In the listing below, how many lines contain the word "sabre"? Please respond with the number only.

--- start of TASK INPUT ---

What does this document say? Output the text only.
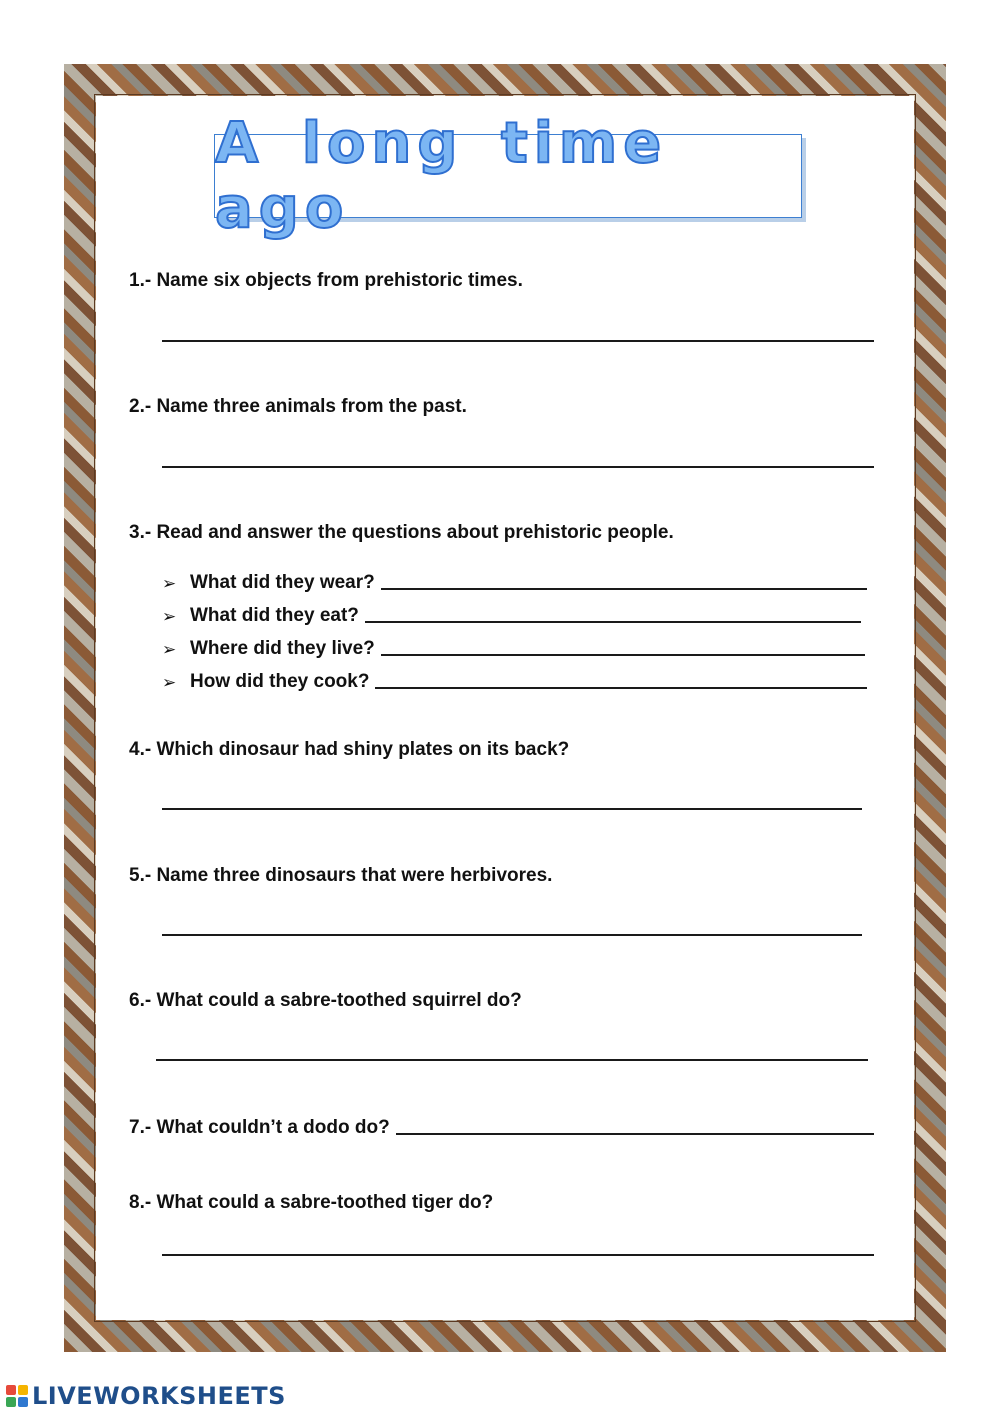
A long time ago
1.- Name six objects from prehistoric times.
2.- Name three animals from the past.
3.- Read and answer the questions about prehistoric people.
➢ What did they wear?
➢ What did they eat?
➢ Where did they live?
➢ How did they cook?
4.- Which dinosaur had shiny plates on its back?
5.- Name three dinosaurs that were herbivores.
6.- What could a sabre-toothed squirrel do?
7.- What couldn’t a dodo do?
8.- What could a sabre-toothed tiger do?
LIVEWORKSHEETS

--- end of TASK INPUT ---

:: FULL SOLUTION ::
2